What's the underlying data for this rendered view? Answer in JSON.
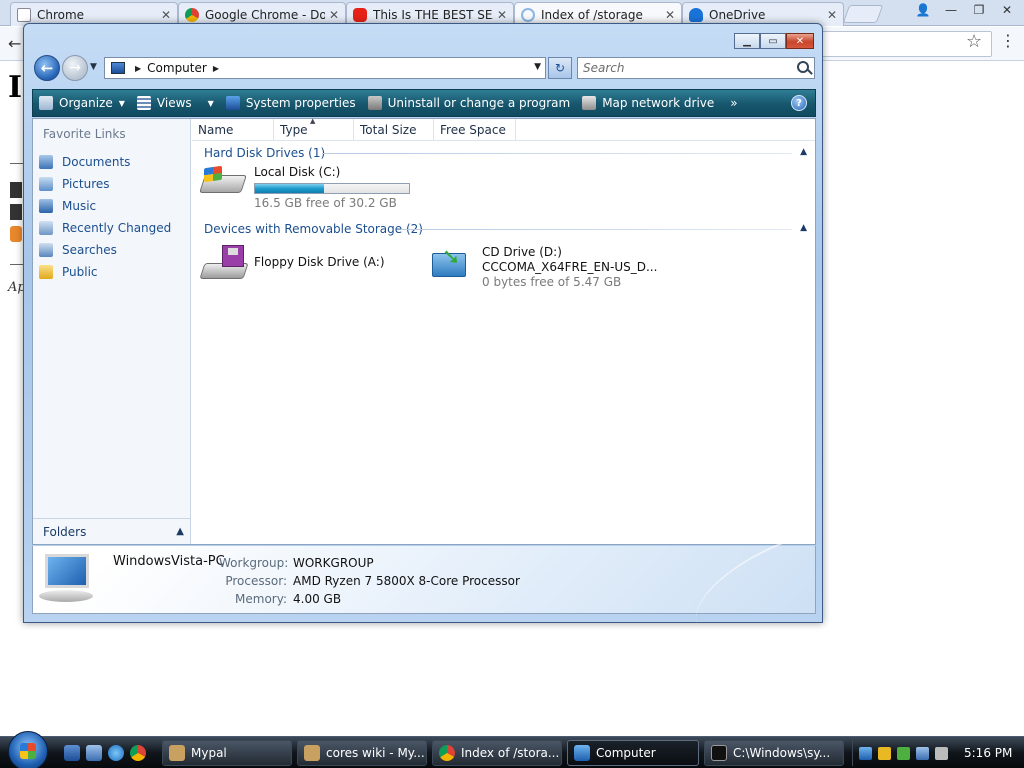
{
  "browser": {
    "tabs": [
      {
        "title": "Chrome",
        "icon": "page-icon"
      },
      {
        "title": "Google Chrome - Do",
        "icon": "chrome-icon"
      },
      {
        "title": "This Is THE BEST SEA",
        "icon": "youtube-icon"
      },
      {
        "title": "Index of /storage",
        "icon": "loading-icon"
      },
      {
        "title": "OneDrive",
        "icon": "onedrive-icon"
      }
    ],
    "page_heading_fragment": "I",
    "page_italic_fragment": "Ap"
  },
  "explorer": {
    "address": {
      "crumb": "Computer"
    },
    "search": {
      "placeholder": "Search"
    },
    "commands": {
      "organize": "Organize",
      "views": "Views",
      "system_properties": "System properties",
      "uninstall": "Uninstall or change a program",
      "map_drive": "Map network drive",
      "more": "»",
      "help": "?"
    },
    "favorites": {
      "title": "Favorite Links",
      "items": [
        "Documents",
        "Pictures",
        "Music",
        "Recently Changed",
        "Searches",
        "Public"
      ]
    },
    "folders_label": "Folders",
    "columns": [
      "Name",
      "Type",
      "Total Size",
      "Free Space"
    ],
    "groups": {
      "hdd": "Hard Disk Drives (1)",
      "removable": "Devices with Removable Storage (2)"
    },
    "drives": {
      "c": {
        "name": "Local Disk (C:)",
        "free": "16.5 GB free of 30.2 GB",
        "used_fraction": 0.45
      },
      "a": {
        "name": "Floppy Disk Drive (A:)"
      },
      "d": {
        "name": "CD Drive (D:)",
        "label": "CCCOMA_X64FRE_EN-US_D...",
        "free": "0 bytes free of 5.47 GB"
      }
    },
    "details": {
      "pc_name": "WindowsVista-PC",
      "workgroup_label": "Workgroup:",
      "workgroup": "WORKGROUP",
      "processor_label": "Processor:",
      "processor": "AMD Ryzen 7 5800X 8-Core Processor",
      "memory_label": "Memory:",
      "memory": "4.00 GB"
    }
  },
  "taskbar": {
    "tasks": [
      "Mypal",
      "cores wiki - My...",
      "Index of /stora...",
      "Computer",
      "C:\\Windows\\sy..."
    ],
    "clock": "5:16 PM"
  },
  "colors": {
    "accent": "#1b4f8f",
    "cmdbar": "#17566d",
    "usage_fill": "#1d9bcb"
  }
}
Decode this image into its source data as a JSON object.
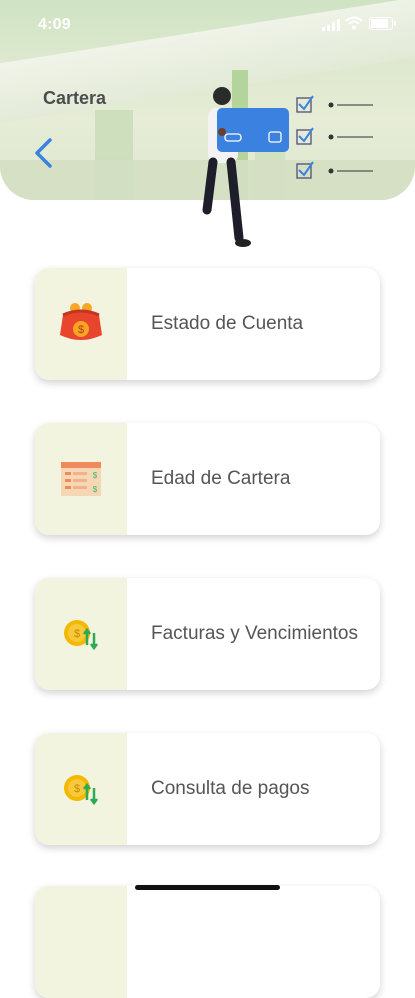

--

PROBLEM STATEMENT - Extract the full listing exactly, with the pictures left out.

WRITTEN REPLY -
What's the underlying data for this rendered view? Answer in JSON.
{
  "browser": {
    "tabs": [
      {
        "title": "Chrome",
        "icon": "page-icon"
      },
      {
        "title": "Google Chrome - Do",
        "icon": "chrome-icon"
      },
      {
        "title": "This Is THE BEST SEA",
        "icon": "youtube-icon"
      },
      {
        "title": "Index of /storage",
        "icon": "loading-icon"
      },
      {
        "title": "OneDrive",
        "icon": "onedrive-icon"
      }
    ],
    "page_heading_fragment": "I",
    "page_italic_fragment": "Ap"
  },
  "explorer": {
    "address": {
      "crumb": "Computer"
    },
    "search": {
      "placeholder": "Search"
    },
    "commands": {
      "organize": "Organize",
      "views": "Views",
      "system_properties": "System properties",
      "uninstall": "Uninstall or change a program",
      "map_drive": "Map network drive",
      "more": "»",
      "help": "?"
    },
    "favorites": {
      "title": "Favorite Links",
      "items": [
        "Documents",
        "Pictures",
        "Music",
        "Recently Changed",
        "Searches",
        "Public"
      ]
    },
    "folders_label": "Folders",
    "columns": [
      "Name",
      "Type",
      "Total Size",
      "Free Space"
    ],
    "groups": {
      "hdd": "Hard Disk Drives (1)",
      "removable": "Devices with Removable Storage (2)"
    },
    "drives": {
      "c": {
        "name": "Local Disk (C:)",
        "free": "16.5 GB free of 30.2 GB",
        "used_fraction": 0.45
      },
      "a": {
        "name": "Floppy Disk Drive (A:)"
      },
      "d": {
        "name": "CD Drive (D:)",
        "label": "CCCOMA_X64FRE_EN-US_D...",
        "free": "0 bytes free of 5.47 GB"
      }
    },
    "details": {
      "pc_name": "WindowsVista-PC",
      "workgroup_label": "Workgroup:",
      "workgroup": "WORKGROUP",
      "processor_label": "Processor:",
      "processor": "AMD Ryzen 7 5800X 8-Core Processor",
      "memory_label": "Memory:",
      "memory": "4.00 GB"
    }
  },
  "taskbar": {
    "tasks": [
      "Mypal",
      "cores wiki - My...",
      "Index of /stora...",
      "Computer",
      "C:\\Windows\\sy..."
    ],
    "clock": "5:16 PM"
  },
  "colors": {
    "accent": "#1b4f8f",
    "cmdbar": "#17566d",
    "usage_fill": "#1d9bcb"
  }
}
Decode this image into its source data as a JSON object.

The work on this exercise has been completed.